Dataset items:
## Begin
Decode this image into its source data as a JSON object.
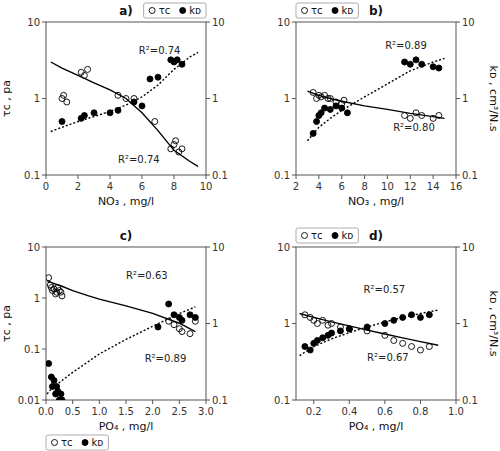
{
  "chart_data": [
    {
      "type": "scatter",
      "title": "a)",
      "x_label": "NO₃ , mg/l",
      "y_label": "τᴄ , pa",
      "xlim": [
        0,
        10
      ],
      "xticks": [
        0,
        2,
        4,
        6,
        8,
        10
      ],
      "ylim": [
        0.1,
        10
      ],
      "yticks": [
        0.1,
        1,
        10
      ],
      "y2lim": [
        0.1,
        10
      ],
      "y2ticks": [
        0.1,
        1,
        10
      ],
      "log": "y",
      "grid": false,
      "legend": "upper right",
      "series": [
        {
          "name": "τᴄ",
          "type": "scatter",
          "marker": "circle-open",
          "color": "black",
          "x": [
            1.0,
            1.1,
            1.3,
            2.2,
            2.4,
            2.6,
            4.5,
            5.0,
            5.5,
            6.8,
            7.8,
            8.0,
            8.1,
            8.3,
            8.5
          ],
          "values": [
            1.0,
            1.1,
            0.9,
            2.2,
            2.0,
            2.4,
            1.1,
            1.0,
            1.0,
            0.5,
            0.22,
            0.25,
            0.28,
            0.2,
            0.22
          ]
        },
        {
          "name": "kᴅ",
          "type": "scatter",
          "marker": "circle",
          "color": "black",
          "axis": "y2",
          "x": [
            1.0,
            2.2,
            2.4,
            3.0,
            4.0,
            4.5,
            5.5,
            6.0,
            6.5,
            7.0,
            7.8,
            8.0,
            8.2,
            8.5
          ],
          "values": [
            0.5,
            0.55,
            0.6,
            0.65,
            0.65,
            0.7,
            0.9,
            0.8,
            1.8,
            1.9,
            3.2,
            3.0,
            3.2,
            2.8
          ]
        },
        {
          "type": "line",
          "line_style": "solid",
          "color": "black",
          "x": [
            0.3,
            1,
            2,
            3,
            4,
            5,
            6,
            7,
            8,
            9,
            9.5
          ],
          "values": [
            3.0,
            2.5,
            2.0,
            1.6,
            1.3,
            1.0,
            0.65,
            0.38,
            0.21,
            0.15,
            0.13
          ]
        },
        {
          "type": "line",
          "line_style": "dotted",
          "color": "black",
          "axis": "y2",
          "x": [
            0.3,
            1,
            2,
            3,
            4,
            5,
            6,
            7,
            8,
            9,
            9.5
          ],
          "values": [
            0.37,
            0.42,
            0.5,
            0.58,
            0.68,
            0.82,
            1.05,
            1.5,
            2.4,
            3.5,
            4.0
          ]
        }
      ],
      "annotations": [
        {
          "text": "R²=0.74",
          "x": 4.5,
          "y": 0.145,
          "axis": "y"
        },
        {
          "text": "R²=0.74",
          "x": 5.8,
          "y": 3.8,
          "axis": "y2"
        }
      ]
    },
    {
      "type": "scatter",
      "title": "b)",
      "x_label": "NO₃ , mg/l",
      "y2_label": "kᴅ , cm³/N.s",
      "xlim": [
        2,
        16
      ],
      "xticks": [
        2,
        4,
        6,
        8,
        10,
        12,
        14,
        16
      ],
      "ylim": [
        0.1,
        10
      ],
      "yticks": [
        0.1,
        1,
        10
      ],
      "y2lim": [
        0.1,
        10
      ],
      "y2ticks": [
        0.1,
        1,
        10
      ],
      "log": "y",
      "grid": false,
      "legend": "upper left",
      "series": [
        {
          "name": "τᴄ",
          "type": "scatter",
          "marker": "circle-open",
          "color": "black",
          "x": [
            3.5,
            3.8,
            4.0,
            4.2,
            4.5,
            4.8,
            5.0,
            5.5,
            6.0,
            6.2,
            11.5,
            12.0,
            12.5,
            13.0,
            14.0,
            14.5
          ],
          "values": [
            1.2,
            1.0,
            1.1,
            1.05,
            1.1,
            1.0,
            1.0,
            0.9,
            0.85,
            0.95,
            0.6,
            0.55,
            0.65,
            0.6,
            0.55,
            0.6
          ]
        },
        {
          "name": "kᴅ",
          "type": "scatter",
          "marker": "circle",
          "color": "black",
          "axis": "y2",
          "x": [
            3.5,
            3.8,
            4.0,
            4.2,
            4.5,
            5.0,
            5.5,
            6.0,
            6.5,
            11.5,
            12.0,
            12.5,
            13.0,
            14.0,
            14.5
          ],
          "values": [
            0.35,
            0.5,
            0.6,
            0.65,
            0.75,
            0.72,
            0.8,
            0.75,
            0.65,
            3.0,
            2.8,
            3.2,
            2.8,
            2.6,
            2.5
          ]
        },
        {
          "type": "line",
          "line_style": "solid",
          "color": "black",
          "x": [
            3,
            4,
            5,
            6,
            8,
            10,
            12,
            14,
            15
          ],
          "values": [
            1.25,
            1.1,
            1.0,
            0.92,
            0.8,
            0.72,
            0.64,
            0.58,
            0.55
          ]
        },
        {
          "type": "line",
          "line_style": "dotted",
          "color": "black",
          "axis": "y2",
          "x": [
            3,
            4,
            5,
            6,
            8,
            10,
            12,
            14,
            15
          ],
          "values": [
            0.28,
            0.42,
            0.55,
            0.7,
            1.05,
            1.55,
            2.3,
            3.0,
            3.35
          ]
        }
      ],
      "annotations": [
        {
          "text": "R²=0.80",
          "x": 10.5,
          "y": 0.38,
          "axis": "y"
        },
        {
          "text": "R²=0.89",
          "x": 9.8,
          "y": 4.5,
          "axis": "y2"
        }
      ]
    },
    {
      "type": "scatter",
      "title": "c)",
      "x_label": "PO₄ , mg/l",
      "y_label": "τᴄ , pa",
      "xlim": [
        0,
        3.0
      ],
      "xticks": [
        {
          "value": 0,
          "label": "0.0"
        },
        0.5,
        {
          "value": 1.0,
          "label": "1.0"
        },
        1.5,
        {
          "value": 2.0,
          "label": "2.0"
        },
        2.5,
        {
          "value": 3.0,
          "label": "3.0"
        }
      ],
      "ylim": [
        0.01,
        10
      ],
      "yticks": [
        0.01,
        0.1,
        1,
        10
      ],
      "y2lim": [
        0.1,
        10
      ],
      "y2ticks": [
        0.1,
        1,
        10
      ],
      "log": "y",
      "grid": false,
      "legend": "lower left",
      "series": [
        {
          "name": "τᴄ",
          "type": "scatter",
          "marker": "circle-open",
          "color": "black",
          "x": [
            0.05,
            0.08,
            0.1,
            0.12,
            0.15,
            0.18,
            0.2,
            0.22,
            0.25,
            0.28,
            0.3,
            2.3,
            2.4,
            2.5,
            2.55,
            2.7,
            2.8
          ],
          "values": [
            2.5,
            1.8,
            1.6,
            1.4,
            1.5,
            1.2,
            1.3,
            1.6,
            1.4,
            1.3,
            1.1,
            0.35,
            0.3,
            0.25,
            0.22,
            0.2,
            0.35
          ]
        },
        {
          "name": "kᴅ",
          "type": "scatter",
          "marker": "circle",
          "color": "black",
          "axis": "y2",
          "x": [
            0.05,
            0.1,
            0.12,
            0.15,
            0.18,
            0.2,
            0.22,
            0.25,
            0.28,
            0.3,
            2.1,
            2.3,
            2.4,
            2.5,
            2.55,
            2.7,
            2.8
          ],
          "values": [
            0.3,
            0.2,
            0.15,
            0.18,
            0.12,
            0.15,
            0.13,
            0.1,
            0.12,
            0.1,
            0.9,
            1.8,
            1.3,
            1.2,
            1.1,
            1.3,
            1.2
          ]
        },
        {
          "type": "line",
          "line_style": "solid",
          "color": "black",
          "x": [
            0.02,
            0.1,
            0.3,
            0.5,
            0.8,
            1.0,
            1.5,
            2.0,
            2.5,
            2.8
          ],
          "values": [
            2.2,
            2.0,
            1.7,
            1.4,
            1.1,
            0.95,
            0.7,
            0.5,
            0.32,
            0.22
          ]
        },
        {
          "type": "line",
          "line_style": "dotted",
          "color": "black",
          "axis": "y2",
          "x": [
            0.02,
            0.1,
            0.3,
            0.5,
            0.8,
            1.0,
            1.5,
            2.0,
            2.5,
            2.8
          ],
          "values": [
            0.12,
            0.14,
            0.18,
            0.23,
            0.32,
            0.4,
            0.62,
            0.92,
            1.35,
            1.65
          ]
        }
      ],
      "annotations": [
        {
          "text": "R²=0.89",
          "x": 1.85,
          "y": 0.055,
          "axis": "y"
        },
        {
          "text": "R²=0.63",
          "x": 1.5,
          "y": 3.8,
          "axis": "y2"
        }
      ]
    },
    {
      "type": "scatter",
      "title": "d)",
      "x_label": "PO₄ , mg/l",
      "y2_label": "kᴅ , cm³/N.s",
      "xlim": [
        0.1,
        1.0
      ],
      "xticks": [
        0.2,
        0.4,
        0.6,
        0.8,
        {
          "value": 1.0,
          "label": "1.0"
        }
      ],
      "ylim": [
        0.1,
        10
      ],
      "yticks": [
        0.1,
        1,
        10
      ],
      "y2lim": [
        0.1,
        10
      ],
      "y2ticks": [
        0.1,
        1,
        10
      ],
      "log": "y",
      "grid": false,
      "legend": "upper left",
      "series": [
        {
          "name": "τᴄ",
          "type": "scatter",
          "marker": "circle-open",
          "color": "black",
          "x": [
            0.15,
            0.18,
            0.2,
            0.22,
            0.25,
            0.28,
            0.3,
            0.35,
            0.4,
            0.5,
            0.6,
            0.65,
            0.7,
            0.75,
            0.8,
            0.85
          ],
          "values": [
            1.3,
            1.2,
            1.1,
            1.0,
            1.1,
            0.95,
            1.0,
            0.9,
            0.85,
            0.8,
            0.7,
            0.6,
            0.55,
            0.5,
            0.45,
            0.5
          ]
        },
        {
          "name": "kᴅ",
          "type": "scatter",
          "marker": "circle",
          "color": "black",
          "axis": "y2",
          "x": [
            0.15,
            0.18,
            0.2,
            0.22,
            0.25,
            0.28,
            0.3,
            0.35,
            0.4,
            0.5,
            0.6,
            0.65,
            0.7,
            0.75,
            0.8,
            0.85
          ],
          "values": [
            0.5,
            0.45,
            0.55,
            0.6,
            0.65,
            0.7,
            0.75,
            0.8,
            0.85,
            0.9,
            1.0,
            1.1,
            1.2,
            1.3,
            1.2,
            1.3
          ]
        },
        {
          "type": "line",
          "line_style": "solid",
          "color": "black",
          "x": [
            0.12,
            0.2,
            0.3,
            0.4,
            0.5,
            0.6,
            0.7,
            0.8,
            0.9
          ],
          "values": [
            1.35,
            1.2,
            1.05,
            0.93,
            0.82,
            0.73,
            0.65,
            0.58,
            0.52
          ]
        },
        {
          "type": "line",
          "line_style": "dotted",
          "color": "black",
          "axis": "y2",
          "x": [
            0.12,
            0.2,
            0.3,
            0.4,
            0.5,
            0.6,
            0.7,
            0.8,
            0.9
          ],
          "values": [
            0.38,
            0.5,
            0.63,
            0.76,
            0.9,
            1.05,
            1.2,
            1.35,
            1.5
          ]
        }
      ],
      "annotations": [
        {
          "text": "R²=0.67",
          "x": 0.5,
          "y": 0.32,
          "axis": "y"
        },
        {
          "text": "R²=0.57",
          "x": 0.48,
          "y": 2.5,
          "axis": "y2"
        }
      ]
    }
  ]
}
## End
* _Exercise_: Identify the lines above that contain the word "text", then copy them.

* _Expected answer_:
          "text": "R²=0.74",
          "text": "R²=0.74",
          "text": "R²=0.80",
          "text": "R²=0.89",
          "text": "R²=0.89",
          "text": "R²=0.63",
          "text": "R²=0.67",
          "text": "R²=0.57",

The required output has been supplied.